• _Exercise description_:
Each record is to be printed again precisely as it reads.
::::
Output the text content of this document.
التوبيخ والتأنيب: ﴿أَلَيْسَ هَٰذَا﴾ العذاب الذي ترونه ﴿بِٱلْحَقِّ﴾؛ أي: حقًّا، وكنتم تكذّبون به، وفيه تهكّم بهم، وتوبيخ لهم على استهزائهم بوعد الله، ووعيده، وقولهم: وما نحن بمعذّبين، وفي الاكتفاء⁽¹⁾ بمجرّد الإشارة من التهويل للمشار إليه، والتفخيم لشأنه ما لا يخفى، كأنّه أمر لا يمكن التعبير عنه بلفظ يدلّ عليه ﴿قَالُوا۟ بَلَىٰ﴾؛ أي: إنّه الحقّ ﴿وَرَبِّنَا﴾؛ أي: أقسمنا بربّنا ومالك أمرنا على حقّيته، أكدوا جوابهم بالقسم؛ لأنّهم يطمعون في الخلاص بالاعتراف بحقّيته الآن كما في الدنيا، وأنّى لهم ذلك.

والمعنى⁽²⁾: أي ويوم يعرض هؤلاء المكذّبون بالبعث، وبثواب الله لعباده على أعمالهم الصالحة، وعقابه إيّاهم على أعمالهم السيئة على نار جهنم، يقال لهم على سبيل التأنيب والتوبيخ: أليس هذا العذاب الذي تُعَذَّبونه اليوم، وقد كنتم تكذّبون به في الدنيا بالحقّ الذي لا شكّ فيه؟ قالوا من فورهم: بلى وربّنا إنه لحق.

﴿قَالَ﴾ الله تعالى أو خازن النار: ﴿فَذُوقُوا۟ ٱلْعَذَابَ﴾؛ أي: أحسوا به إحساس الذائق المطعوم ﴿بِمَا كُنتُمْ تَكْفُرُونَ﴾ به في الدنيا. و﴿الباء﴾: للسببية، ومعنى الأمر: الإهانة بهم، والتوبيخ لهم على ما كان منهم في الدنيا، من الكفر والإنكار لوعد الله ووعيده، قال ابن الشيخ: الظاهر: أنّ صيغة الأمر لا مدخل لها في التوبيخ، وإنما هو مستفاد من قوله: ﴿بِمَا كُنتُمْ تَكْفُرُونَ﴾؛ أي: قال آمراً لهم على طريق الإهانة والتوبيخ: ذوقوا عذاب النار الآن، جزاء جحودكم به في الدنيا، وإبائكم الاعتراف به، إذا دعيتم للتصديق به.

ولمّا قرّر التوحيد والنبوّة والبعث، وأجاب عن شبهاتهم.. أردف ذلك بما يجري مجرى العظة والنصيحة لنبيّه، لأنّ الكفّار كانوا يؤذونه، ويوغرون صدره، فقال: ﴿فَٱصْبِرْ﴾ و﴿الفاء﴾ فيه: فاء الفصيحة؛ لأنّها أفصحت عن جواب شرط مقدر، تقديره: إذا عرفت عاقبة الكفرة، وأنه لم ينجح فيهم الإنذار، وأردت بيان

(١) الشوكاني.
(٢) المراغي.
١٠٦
::::
• _Result for this exercise_:
Output the text content of this document.
التوبيخ والتأنيب: ﴿أَلَيْسَ هَٰذَا﴾ العذاب الذي ترونه ﴿بِٱلْحَقِّ﴾؛ أي: حقًّا، وكنتم تكذّبون به، وفيه تهكّم بهم، وتوبيخ لهم على استهزائهم بوعد الله، ووعيده، وقولهم: وما نحن بمعذّبين، وفي الاكتفاء⁽¹⁾ بمجرّد الإشارة من التهويل للمشار إليه، والتفخيم لشأنه ما لا يخفى، كأنّه أمر لا يمكن التعبير عنه بلفظ يدلّ عليه ﴿قَالُوا۟ بَلَىٰ﴾؛ أي: إنّه الحقّ ﴿وَرَبِّنَا﴾؛ أي: أقسمنا بربّنا ومالك أمرنا على حقّيته، أكدوا جوابهم بالقسم؛ لأنّهم يطمعون في الخلاص بالاعتراف بحقّيته الآن كما في الدنيا، وأنّى لهم ذلك.

والمعنى⁽²⁾: أي ويوم يعرض هؤلاء المكذّبون بالبعث، وبثواب الله لعباده على أعمالهم الصالحة، وعقابه إيّاهم على أعمالهم السيئة على نار جهنم، يقال لهم على سبيل التأنيب والتوبيخ: أليس هذا العذاب الذي تُعَذَّبونه اليوم، وقد كنتم تكذّبون به في الدنيا بالحقّ الذي لا شكّ فيه؟ قالوا من فورهم: بلى وربّنا إنه لحق.

﴿قَالَ﴾ الله تعالى أو خازن النار: ﴿فَذُوقُوا۟ ٱلْعَذَابَ﴾؛ أي: أحسوا به إحساس الذائق المطعوم ﴿بِمَا كُنتُمْ تَكْفُرُونَ﴾ به في الدنيا. و﴿الباء﴾: للسببية، ومعنى الأمر: الإهانة بهم، والتوبيخ لهم على ما كان منهم في الدنيا، من الكفر والإنكار لوعد الله ووعيده، قال ابن الشيخ: الظاهر: أنّ صيغة الأمر لا مدخل لها في التوبيخ، وإنما هو مستفاد من قوله: ﴿بِمَا كُنتُمْ تَكْفُرُونَ﴾؛ أي: قال آمراً لهم على طريق الإهانة والتوبيخ: ذوقوا عذاب النار الآن، جزاء جحودكم به في الدنيا، وإبائكم الاعتراف به، إذا دعيتم للتصديق به.

ولمّا قرّر التوحيد والنبوّة والبعث، وأجاب عن شبهاتهم.. أردف ذلك بما يجري مجرى العظة والنصيحة لنبيّه، لأنّ الكفّار كانوا يؤذونه، ويوغرون صدره، فقال: ﴿فَٱصْبِرْ﴾ و﴿الفاء﴾ فيه: فاء الفصيحة؛ لأنّها أفصحت عن جواب شرط مقدر، تقديره: إذا عرفت عاقبة الكفرة، وأنه لم ينجح فيهم الإنذار، وأردت بيان

(١) الشوكاني.
(٢) المراغي.
١٠٦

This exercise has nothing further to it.